--- START ---

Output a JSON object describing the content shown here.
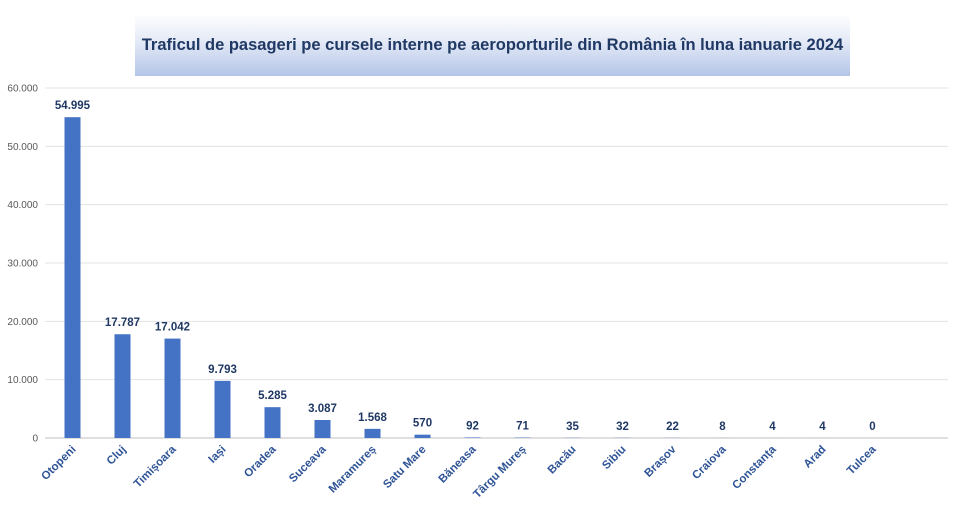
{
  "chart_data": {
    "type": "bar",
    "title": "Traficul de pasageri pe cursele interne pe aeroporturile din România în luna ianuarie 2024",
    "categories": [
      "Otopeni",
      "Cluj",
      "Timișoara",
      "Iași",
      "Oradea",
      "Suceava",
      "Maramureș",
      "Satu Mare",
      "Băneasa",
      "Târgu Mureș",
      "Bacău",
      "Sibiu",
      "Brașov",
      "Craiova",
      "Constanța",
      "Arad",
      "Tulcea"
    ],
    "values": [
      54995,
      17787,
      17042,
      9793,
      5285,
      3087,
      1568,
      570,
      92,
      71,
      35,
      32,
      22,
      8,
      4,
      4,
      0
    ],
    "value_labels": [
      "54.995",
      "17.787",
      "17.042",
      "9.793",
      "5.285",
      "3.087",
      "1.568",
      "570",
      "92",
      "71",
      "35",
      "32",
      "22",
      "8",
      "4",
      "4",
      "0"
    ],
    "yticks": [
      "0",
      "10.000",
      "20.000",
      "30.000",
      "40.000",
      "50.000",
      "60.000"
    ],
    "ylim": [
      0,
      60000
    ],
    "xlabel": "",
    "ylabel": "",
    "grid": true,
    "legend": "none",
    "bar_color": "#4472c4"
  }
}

--- END ---

#### [GIVEN REQUEST]
Leave out the pictures and repeat everything else in the records exactly.

#### [EXERCISE ANSWER]
Output a JSON object describing the content shown here.
{
  "chart_data": {
    "type": "bar",
    "title": "Traficul de pasageri pe cursele interne pe aeroporturile din România în luna ianuarie 2024",
    "categories": [
      "Otopeni",
      "Cluj",
      "Timișoara",
      "Iași",
      "Oradea",
      "Suceava",
      "Maramureș",
      "Satu Mare",
      "Băneasa",
      "Târgu Mureș",
      "Bacău",
      "Sibiu",
      "Brașov",
      "Craiova",
      "Constanța",
      "Arad",
      "Tulcea"
    ],
    "values": [
      54995,
      17787,
      17042,
      9793,
      5285,
      3087,
      1568,
      570,
      92,
      71,
      35,
      32,
      22,
      8,
      4,
      4,
      0
    ],
    "value_labels": [
      "54.995",
      "17.787",
      "17.042",
      "9.793",
      "5.285",
      "3.087",
      "1.568",
      "570",
      "92",
      "71",
      "35",
      "32",
      "22",
      "8",
      "4",
      "4",
      "0"
    ],
    "yticks": [
      "0",
      "10.000",
      "20.000",
      "30.000",
      "40.000",
      "50.000",
      "60.000"
    ],
    "ylim": [
      0,
      60000
    ],
    "xlabel": "",
    "ylabel": "",
    "grid": true,
    "legend": "none",
    "bar_color": "#4472c4"
  }
}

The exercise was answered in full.